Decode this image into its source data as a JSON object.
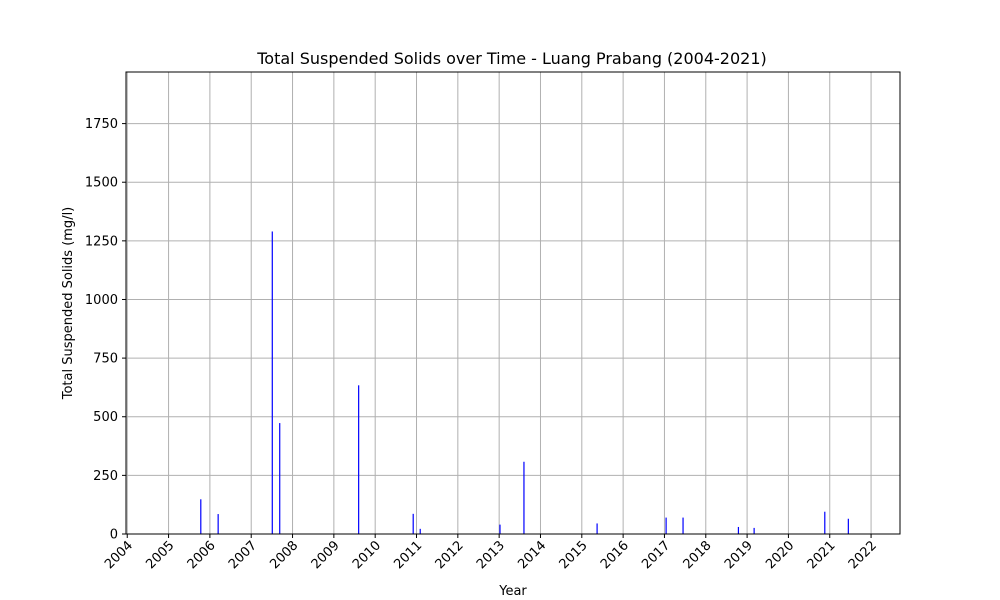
{
  "chart_data": {
    "type": "bar",
    "title": "Total Suspended Solids over Time - Luang Prabang (2004-2021)",
    "xlabel": "Year",
    "ylabel": "Total Suspended Solids (mg/l)",
    "x_ticks": [
      "2004",
      "2005",
      "2006",
      "2007",
      "2008",
      "2009",
      "2010",
      "2011",
      "2012",
      "2013",
      "2014",
      "2015",
      "2016",
      "2017",
      "2018",
      "2019",
      "2020",
      "2021",
      "2022"
    ],
    "y_ticks": [
      0,
      250,
      500,
      750,
      1000,
      1250,
      1500,
      1750
    ],
    "xlim": [
      2003.97,
      2022.7
    ],
    "ylim": [
      0,
      1970
    ],
    "grid": true,
    "bar_color": "#0000ff",
    "data": [
      {
        "x": 2005.78,
        "y": 148
      },
      {
        "x": 2006.2,
        "y": 85
      },
      {
        "x": 2007.51,
        "y": 1290
      },
      {
        "x": 2007.69,
        "y": 473
      },
      {
        "x": 2009.6,
        "y": 634
      },
      {
        "x": 2010.92,
        "y": 86
      },
      {
        "x": 2011.09,
        "y": 22
      },
      {
        "x": 2013.02,
        "y": 40
      },
      {
        "x": 2013.6,
        "y": 308
      },
      {
        "x": 2015.37,
        "y": 45
      },
      {
        "x": 2017.04,
        "y": 70
      },
      {
        "x": 2017.45,
        "y": 70
      },
      {
        "x": 2018.79,
        "y": 30
      },
      {
        "x": 2019.17,
        "y": 26
      },
      {
        "x": 2020.88,
        "y": 95
      },
      {
        "x": 2021.45,
        "y": 65
      }
    ]
  }
}
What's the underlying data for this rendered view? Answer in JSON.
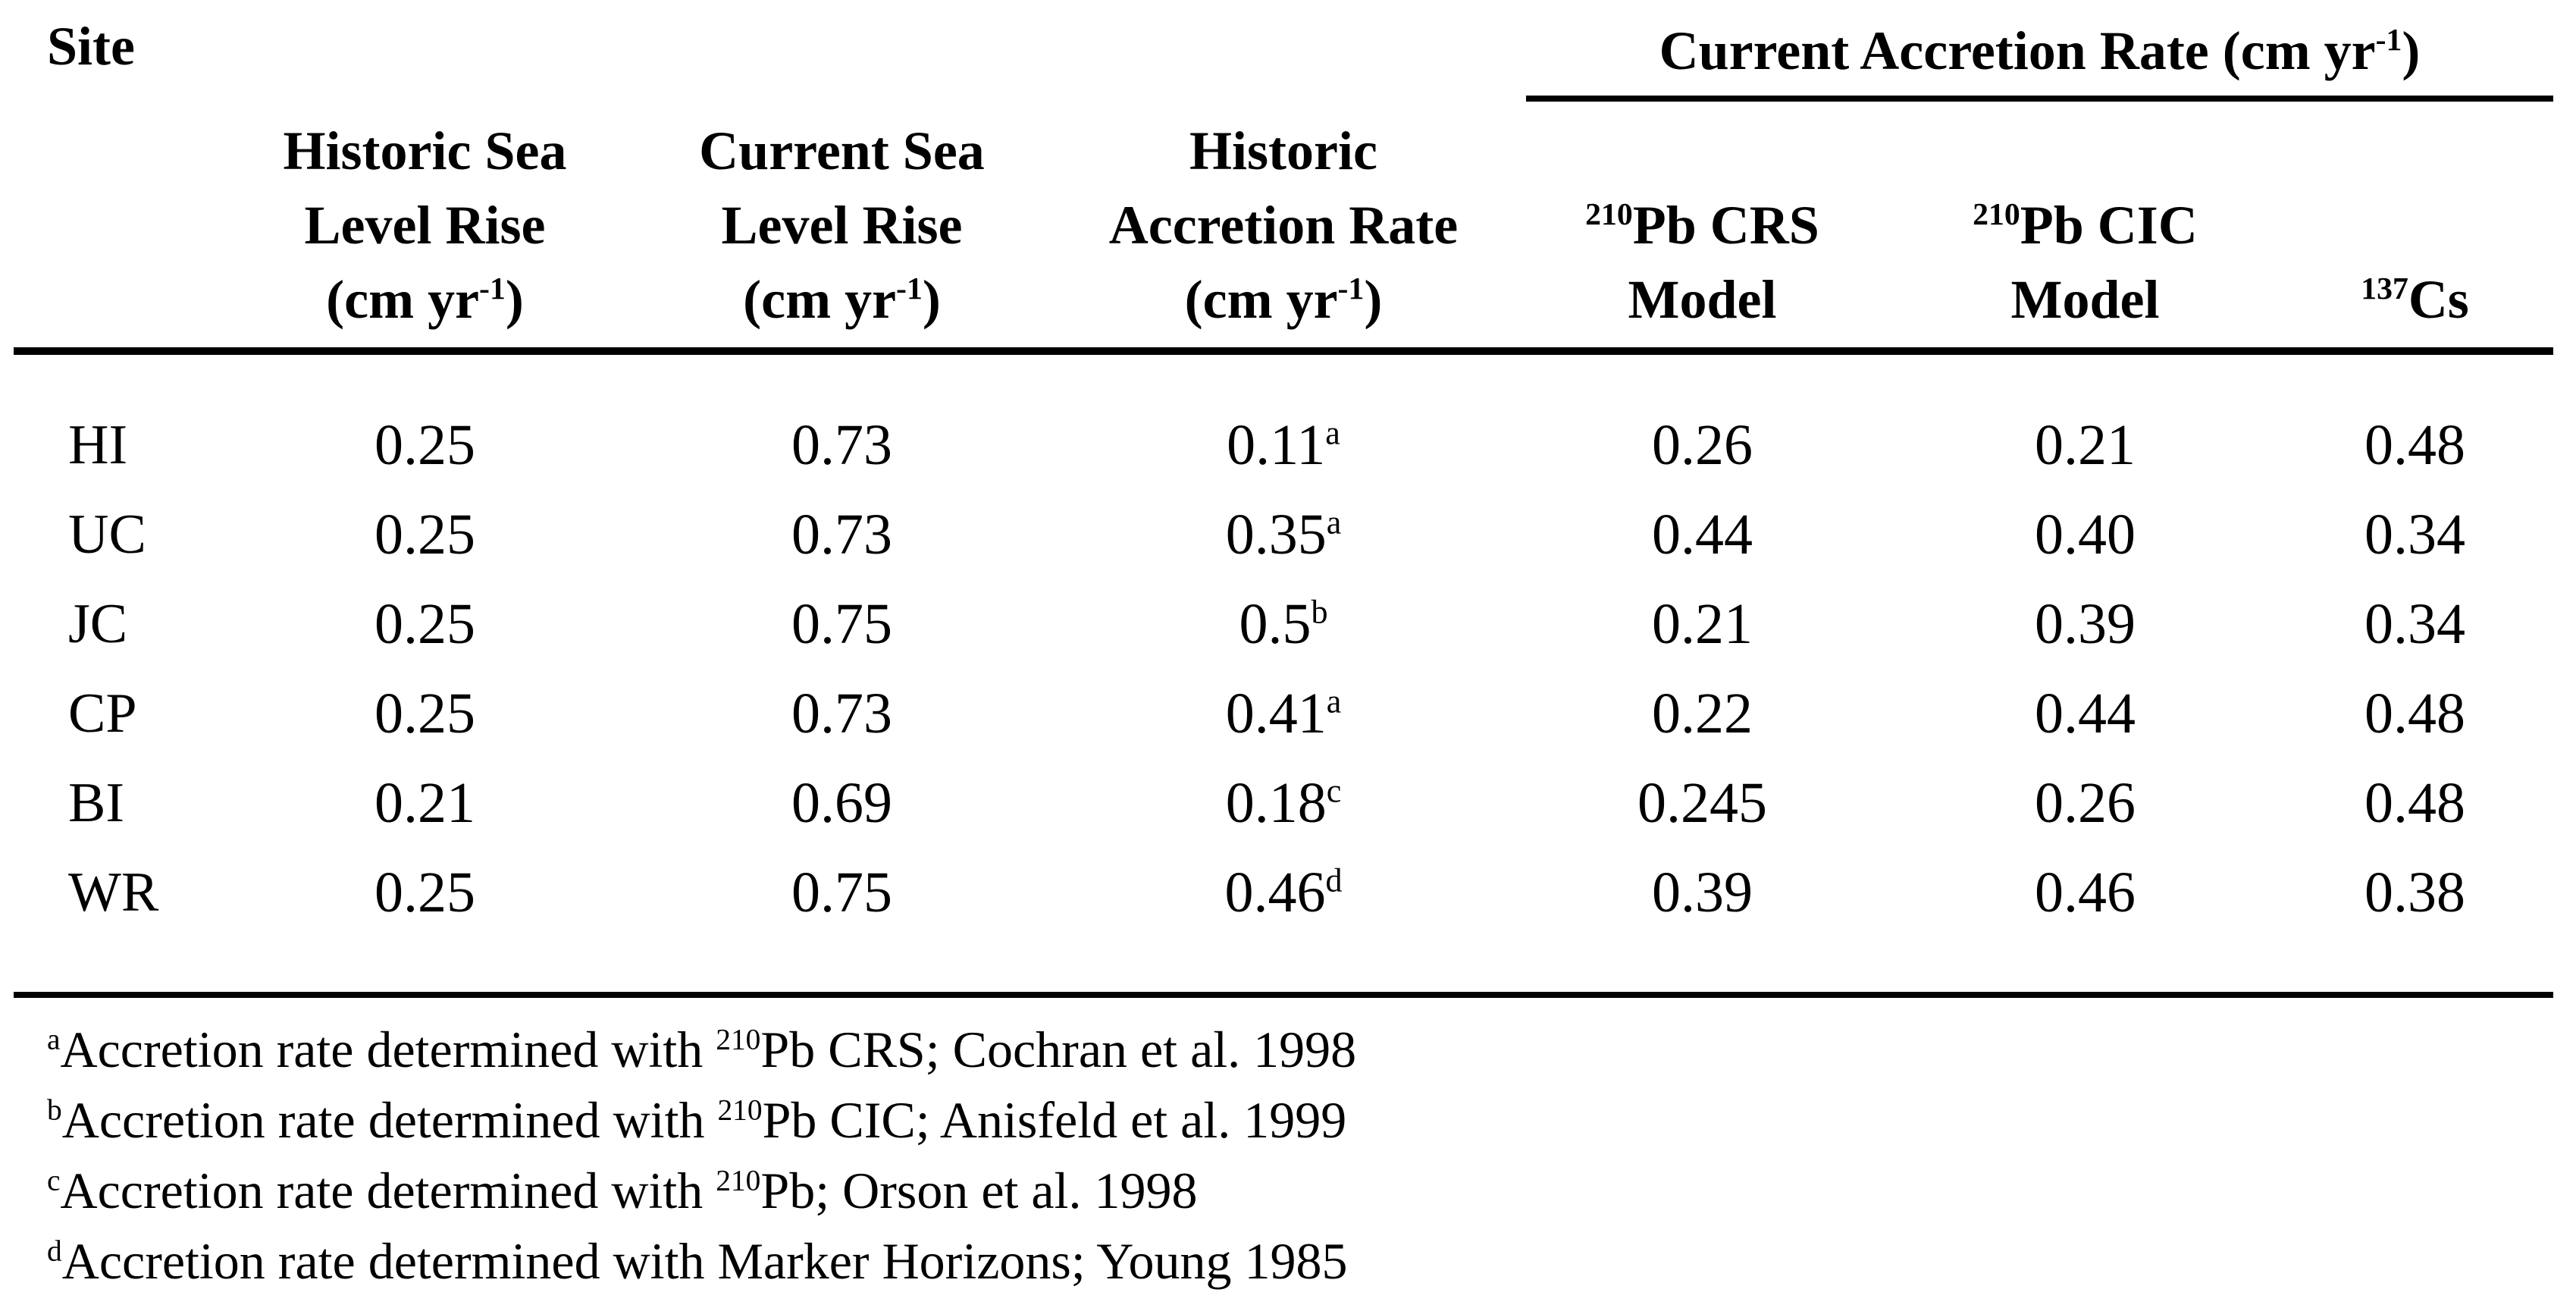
{
  "table": {
    "site_header": "Site",
    "group_header": "Current Accretion Rate (cm yr^{-1})",
    "columns": {
      "historic_slr": {
        "lines": [
          "Historic Sea",
          "Level Rise",
          "(cm yr^{-1})"
        ]
      },
      "current_slr": {
        "lines": [
          "Current Sea",
          "Level Rise",
          "(cm yr^{-1})"
        ]
      },
      "historic_acc": {
        "lines": [
          "Historic",
          "Accretion Rate",
          "(cm yr^{-1})"
        ]
      },
      "pb_crs": {
        "lines": [
          "^{210}Pb CRS",
          "Model"
        ]
      },
      "pb_cic": {
        "lines": [
          "^{210}Pb CIC",
          "Model"
        ]
      },
      "cs137": {
        "lines": [
          "^{137}Cs"
        ]
      }
    },
    "rows": [
      {
        "site": "HI",
        "historic_slr": "0.25",
        "current_slr": "0.73",
        "historic_acc": "0.11^{a}",
        "pb_crs": "0.26",
        "pb_cic": "0.21",
        "cs137": "0.48"
      },
      {
        "site": "UC",
        "historic_slr": "0.25",
        "current_slr": "0.73",
        "historic_acc": "0.35^{a}",
        "pb_crs": "0.44",
        "pb_cic": "0.40",
        "cs137": "0.34"
      },
      {
        "site": "JC",
        "historic_slr": "0.25",
        "current_slr": "0.75",
        "historic_acc": "0.5^{b}",
        "pb_crs": "0.21",
        "pb_cic": "0.39",
        "cs137": "0.34"
      },
      {
        "site": "CP",
        "historic_slr": "0.25",
        "current_slr": "0.73",
        "historic_acc": "0.41^{a}",
        "pb_crs": "0.22",
        "pb_cic": "0.44",
        "cs137": "0.48"
      },
      {
        "site": "BI",
        "historic_slr": "0.21",
        "current_slr": "0.69",
        "historic_acc": "0.18^{c}",
        "pb_crs": "0.245",
        "pb_cic": "0.26",
        "cs137": "0.48"
      },
      {
        "site": "WR",
        "historic_slr": "0.25",
        "current_slr": "0.75",
        "historic_acc": "0.46^{d}",
        "pb_crs": "0.39",
        "pb_cic": "0.46",
        "cs137": "0.38"
      }
    ]
  },
  "footnotes": [
    "^{a}Accretion rate determined with ^{210}Pb CRS; Cochran et al. 1998",
    "^{b}Accretion rate determined with ^{210}Pb CIC; Anisfeld et al. 1999",
    "^{c}Accretion rate determined with ^{210}Pb; Orson et al. 1998",
    "^{d}Accretion rate determined with Marker Horizons; Young 1985"
  ]
}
.....
The request: Reproduce the listing word for word and omit its pictures.

Problem solution:
Decode this image into its source data as a JSON object.
{
  "chart_data": {
    "type": "bar",
    "title": "Total Suspended Solids over Time - Luang Prabang (2004-2021)",
    "xlabel": "Year",
    "ylabel": "Total Suspended Solids (mg/l)",
    "x_ticks": [
      "2004",
      "2005",
      "2006",
      "2007",
      "2008",
      "2009",
      "2010",
      "2011",
      "2012",
      "2013",
      "2014",
      "2015",
      "2016",
      "2017",
      "2018",
      "2019",
      "2020",
      "2021",
      "2022"
    ],
    "y_ticks": [
      0,
      250,
      500,
      750,
      1000,
      1250,
      1500,
      1750
    ],
    "xlim": [
      2003.97,
      2022.7
    ],
    "ylim": [
      0,
      1970
    ],
    "grid": true,
    "bar_color": "#0000ff",
    "data": [
      {
        "x": 2005.78,
        "y": 148
      },
      {
        "x": 2006.2,
        "y": 85
      },
      {
        "x": 2007.51,
        "y": 1290
      },
      {
        "x": 2007.69,
        "y": 473
      },
      {
        "x": 2009.6,
        "y": 634
      },
      {
        "x": 2010.92,
        "y": 86
      },
      {
        "x": 2011.09,
        "y": 22
      },
      {
        "x": 2013.02,
        "y": 40
      },
      {
        "x": 2013.6,
        "y": 308
      },
      {
        "x": 2015.37,
        "y": 45
      },
      {
        "x": 2017.04,
        "y": 70
      },
      {
        "x": 2017.45,
        "y": 70
      },
      {
        "x": 2018.79,
        "y": 30
      },
      {
        "x": 2019.17,
        "y": 26
      },
      {
        "x": 2020.88,
        "y": 95
      },
      {
        "x": 2021.45,
        "y": 65
      }
    ]
  }
}
What's the underlying data for this rendered view? Answer in JSON.
{
  "table": {
    "site_header": "Site",
    "group_header": "Current Accretion Rate (cm yr^{-1})",
    "columns": {
      "historic_slr": {
        "lines": [
          "Historic Sea",
          "Level Rise",
          "(cm yr^{-1})"
        ]
      },
      "current_slr": {
        "lines": [
          "Current Sea",
          "Level Rise",
          "(cm yr^{-1})"
        ]
      },
      "historic_acc": {
        "lines": [
          "Historic",
          "Accretion Rate",
          "(cm yr^{-1})"
        ]
      },
      "pb_crs": {
        "lines": [
          "^{210}Pb CRS",
          "Model"
        ]
      },
      "pb_cic": {
        "lines": [
          "^{210}Pb CIC",
          "Model"
        ]
      },
      "cs137": {
        "lines": [
          "^{137}Cs"
        ]
      }
    },
    "rows": [
      {
        "site": "HI",
        "historic_slr": "0.25",
        "current_slr": "0.73",
        "historic_acc": "0.11^{a}",
        "pb_crs": "0.26",
        "pb_cic": "0.21",
        "cs137": "0.48"
      },
      {
        "site": "UC",
        "historic_slr": "0.25",
        "current_slr": "0.73",
        "historic_acc": "0.35^{a}",
        "pb_crs": "0.44",
        "pb_cic": "0.40",
        "cs137": "0.34"
      },
      {
        "site": "JC",
        "historic_slr": "0.25",
        "current_slr": "0.75",
        "historic_acc": "0.5^{b}",
        "pb_crs": "0.21",
        "pb_cic": "0.39",
        "cs137": "0.34"
      },
      {
        "site": "CP",
        "historic_slr": "0.25",
        "current_slr": "0.73",
        "historic_acc": "0.41^{a}",
        "pb_crs": "0.22",
        "pb_cic": "0.44",
        "cs137": "0.48"
      },
      {
        "site": "BI",
        "historic_slr": "0.21",
        "current_slr": "0.69",
        "historic_acc": "0.18^{c}",
        "pb_crs": "0.245",
        "pb_cic": "0.26",
        "cs137": "0.48"
      },
      {
        "site": "WR",
        "historic_slr": "0.25",
        "current_slr": "0.75",
        "historic_acc": "0.46^{d}",
        "pb_crs": "0.39",
        "pb_cic": "0.46",
        "cs137": "0.38"
      }
    ]
  },
  "footnotes": [
    "^{a}Accretion rate determined with ^{210}Pb CRS; Cochran et al. 1998",
    "^{b}Accretion rate determined with ^{210}Pb CIC; Anisfeld et al. 1999",
    "^{c}Accretion rate determined with ^{210}Pb; Orson et al. 1998",
    "^{d}Accretion rate determined with Marker Horizons; Young 1985"
  ]
}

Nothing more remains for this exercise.